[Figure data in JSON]
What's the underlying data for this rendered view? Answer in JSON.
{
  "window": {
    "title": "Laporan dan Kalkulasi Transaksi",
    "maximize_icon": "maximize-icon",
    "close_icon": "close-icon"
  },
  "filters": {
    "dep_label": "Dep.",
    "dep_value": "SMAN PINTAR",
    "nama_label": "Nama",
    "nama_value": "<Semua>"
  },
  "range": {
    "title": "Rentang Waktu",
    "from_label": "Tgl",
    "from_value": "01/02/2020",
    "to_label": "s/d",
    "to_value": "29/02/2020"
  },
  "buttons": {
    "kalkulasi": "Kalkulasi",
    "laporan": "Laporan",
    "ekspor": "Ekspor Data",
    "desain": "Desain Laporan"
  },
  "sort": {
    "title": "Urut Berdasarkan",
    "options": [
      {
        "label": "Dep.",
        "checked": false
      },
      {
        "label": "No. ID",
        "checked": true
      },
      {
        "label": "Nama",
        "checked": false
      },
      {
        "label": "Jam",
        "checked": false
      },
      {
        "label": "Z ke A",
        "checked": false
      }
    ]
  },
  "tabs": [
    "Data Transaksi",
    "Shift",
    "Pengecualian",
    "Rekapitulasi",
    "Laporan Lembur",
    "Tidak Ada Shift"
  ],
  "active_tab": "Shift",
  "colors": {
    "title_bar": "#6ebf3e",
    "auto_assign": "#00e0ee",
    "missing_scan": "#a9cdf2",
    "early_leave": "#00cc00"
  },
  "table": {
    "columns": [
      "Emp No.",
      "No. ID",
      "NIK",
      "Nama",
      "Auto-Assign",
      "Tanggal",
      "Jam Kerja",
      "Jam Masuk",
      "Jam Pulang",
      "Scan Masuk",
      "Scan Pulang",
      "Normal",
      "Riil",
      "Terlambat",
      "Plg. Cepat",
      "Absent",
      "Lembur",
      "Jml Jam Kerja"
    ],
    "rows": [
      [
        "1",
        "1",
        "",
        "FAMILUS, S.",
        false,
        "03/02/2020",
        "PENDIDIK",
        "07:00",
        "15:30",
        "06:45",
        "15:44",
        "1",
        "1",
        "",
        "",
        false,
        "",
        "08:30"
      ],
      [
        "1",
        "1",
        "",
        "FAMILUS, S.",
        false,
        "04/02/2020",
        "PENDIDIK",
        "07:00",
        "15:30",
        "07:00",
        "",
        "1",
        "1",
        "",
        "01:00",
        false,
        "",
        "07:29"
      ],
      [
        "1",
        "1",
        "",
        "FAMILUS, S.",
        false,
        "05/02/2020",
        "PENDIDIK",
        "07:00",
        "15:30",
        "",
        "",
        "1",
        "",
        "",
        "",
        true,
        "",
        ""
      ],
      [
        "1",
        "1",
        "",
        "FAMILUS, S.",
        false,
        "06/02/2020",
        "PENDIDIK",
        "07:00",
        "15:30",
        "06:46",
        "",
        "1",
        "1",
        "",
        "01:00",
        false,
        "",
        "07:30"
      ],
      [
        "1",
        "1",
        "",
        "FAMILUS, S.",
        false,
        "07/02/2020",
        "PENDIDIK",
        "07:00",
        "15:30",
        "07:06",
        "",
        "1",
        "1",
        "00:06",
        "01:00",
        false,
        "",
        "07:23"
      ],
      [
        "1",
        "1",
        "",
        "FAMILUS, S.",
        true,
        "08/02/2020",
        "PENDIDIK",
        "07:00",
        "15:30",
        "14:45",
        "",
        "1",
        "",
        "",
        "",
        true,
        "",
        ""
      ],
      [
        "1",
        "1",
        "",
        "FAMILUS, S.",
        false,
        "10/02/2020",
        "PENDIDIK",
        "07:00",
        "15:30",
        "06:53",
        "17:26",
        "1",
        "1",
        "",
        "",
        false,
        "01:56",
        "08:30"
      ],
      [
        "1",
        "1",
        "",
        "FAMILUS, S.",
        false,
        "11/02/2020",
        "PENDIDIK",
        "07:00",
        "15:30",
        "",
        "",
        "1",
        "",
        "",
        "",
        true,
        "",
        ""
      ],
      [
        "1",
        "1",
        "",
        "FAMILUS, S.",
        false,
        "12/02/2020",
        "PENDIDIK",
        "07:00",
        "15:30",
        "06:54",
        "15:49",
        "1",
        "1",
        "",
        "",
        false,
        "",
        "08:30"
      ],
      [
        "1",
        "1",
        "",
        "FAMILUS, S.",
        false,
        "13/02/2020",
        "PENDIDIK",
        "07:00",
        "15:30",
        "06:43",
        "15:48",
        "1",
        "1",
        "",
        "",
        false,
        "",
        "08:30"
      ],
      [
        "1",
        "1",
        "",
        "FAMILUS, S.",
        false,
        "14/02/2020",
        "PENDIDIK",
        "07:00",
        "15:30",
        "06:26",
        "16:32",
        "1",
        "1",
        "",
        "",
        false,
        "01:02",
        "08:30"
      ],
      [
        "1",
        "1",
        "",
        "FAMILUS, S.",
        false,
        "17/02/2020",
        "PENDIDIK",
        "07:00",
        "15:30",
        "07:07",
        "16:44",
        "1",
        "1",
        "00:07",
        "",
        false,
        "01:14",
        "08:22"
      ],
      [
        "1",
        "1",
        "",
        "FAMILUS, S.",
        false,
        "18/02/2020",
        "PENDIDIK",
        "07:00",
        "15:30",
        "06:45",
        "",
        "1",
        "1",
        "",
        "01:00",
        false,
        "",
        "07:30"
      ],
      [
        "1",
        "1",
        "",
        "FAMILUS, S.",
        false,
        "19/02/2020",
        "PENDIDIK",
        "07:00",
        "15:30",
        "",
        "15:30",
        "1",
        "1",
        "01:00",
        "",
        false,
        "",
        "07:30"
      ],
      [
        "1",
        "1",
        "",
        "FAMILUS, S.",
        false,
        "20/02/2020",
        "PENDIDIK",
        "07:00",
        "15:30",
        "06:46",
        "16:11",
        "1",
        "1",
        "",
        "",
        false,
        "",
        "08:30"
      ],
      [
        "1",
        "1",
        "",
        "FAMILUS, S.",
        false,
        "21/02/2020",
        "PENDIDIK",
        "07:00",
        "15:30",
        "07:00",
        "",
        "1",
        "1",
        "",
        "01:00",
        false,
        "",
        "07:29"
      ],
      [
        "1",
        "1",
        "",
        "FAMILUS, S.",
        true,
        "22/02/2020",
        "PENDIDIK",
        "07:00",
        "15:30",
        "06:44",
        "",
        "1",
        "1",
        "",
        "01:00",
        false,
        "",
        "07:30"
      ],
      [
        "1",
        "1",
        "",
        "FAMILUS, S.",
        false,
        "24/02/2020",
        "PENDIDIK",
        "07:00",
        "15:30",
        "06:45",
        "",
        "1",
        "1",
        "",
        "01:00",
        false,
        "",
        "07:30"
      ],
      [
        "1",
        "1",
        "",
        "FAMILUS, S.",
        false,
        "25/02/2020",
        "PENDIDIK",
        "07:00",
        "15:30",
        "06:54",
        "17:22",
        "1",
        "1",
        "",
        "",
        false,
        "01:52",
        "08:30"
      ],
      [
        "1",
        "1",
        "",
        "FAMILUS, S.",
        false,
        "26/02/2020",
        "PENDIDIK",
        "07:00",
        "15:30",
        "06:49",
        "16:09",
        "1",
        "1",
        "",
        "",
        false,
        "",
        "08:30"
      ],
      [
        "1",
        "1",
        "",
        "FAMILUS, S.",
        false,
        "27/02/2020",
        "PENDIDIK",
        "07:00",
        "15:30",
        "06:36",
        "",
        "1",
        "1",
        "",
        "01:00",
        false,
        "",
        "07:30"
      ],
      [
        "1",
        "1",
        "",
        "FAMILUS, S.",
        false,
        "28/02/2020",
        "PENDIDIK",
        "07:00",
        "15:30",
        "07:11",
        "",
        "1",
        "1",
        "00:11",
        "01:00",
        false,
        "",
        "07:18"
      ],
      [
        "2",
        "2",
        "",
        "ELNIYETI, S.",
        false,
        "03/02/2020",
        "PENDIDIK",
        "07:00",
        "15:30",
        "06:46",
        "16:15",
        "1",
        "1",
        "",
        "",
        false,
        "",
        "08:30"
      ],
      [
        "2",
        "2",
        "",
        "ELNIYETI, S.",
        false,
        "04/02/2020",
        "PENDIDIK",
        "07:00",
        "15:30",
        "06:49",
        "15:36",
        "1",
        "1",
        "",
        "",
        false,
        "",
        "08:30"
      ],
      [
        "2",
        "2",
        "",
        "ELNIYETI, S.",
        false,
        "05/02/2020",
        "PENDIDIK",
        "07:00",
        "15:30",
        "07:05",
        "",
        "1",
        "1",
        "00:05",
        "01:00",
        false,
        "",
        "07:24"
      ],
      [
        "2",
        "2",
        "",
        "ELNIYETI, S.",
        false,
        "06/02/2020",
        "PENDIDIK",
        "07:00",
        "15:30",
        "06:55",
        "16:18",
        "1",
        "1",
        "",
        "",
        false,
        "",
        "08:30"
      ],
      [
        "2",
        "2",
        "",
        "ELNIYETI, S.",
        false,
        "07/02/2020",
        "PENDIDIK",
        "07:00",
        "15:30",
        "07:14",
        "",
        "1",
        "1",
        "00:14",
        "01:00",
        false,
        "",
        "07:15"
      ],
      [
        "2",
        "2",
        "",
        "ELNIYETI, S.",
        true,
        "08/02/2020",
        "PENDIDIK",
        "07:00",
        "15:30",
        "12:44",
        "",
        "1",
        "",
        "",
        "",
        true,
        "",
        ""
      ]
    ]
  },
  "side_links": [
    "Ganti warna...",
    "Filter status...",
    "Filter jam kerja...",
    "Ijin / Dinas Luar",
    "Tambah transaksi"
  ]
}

● What you should do
Filter the records, keeping only lines that contain "icon", and show those lines.

● In response
    "maximize_icon": "maximize-icon",
    "close_icon": "close-icon"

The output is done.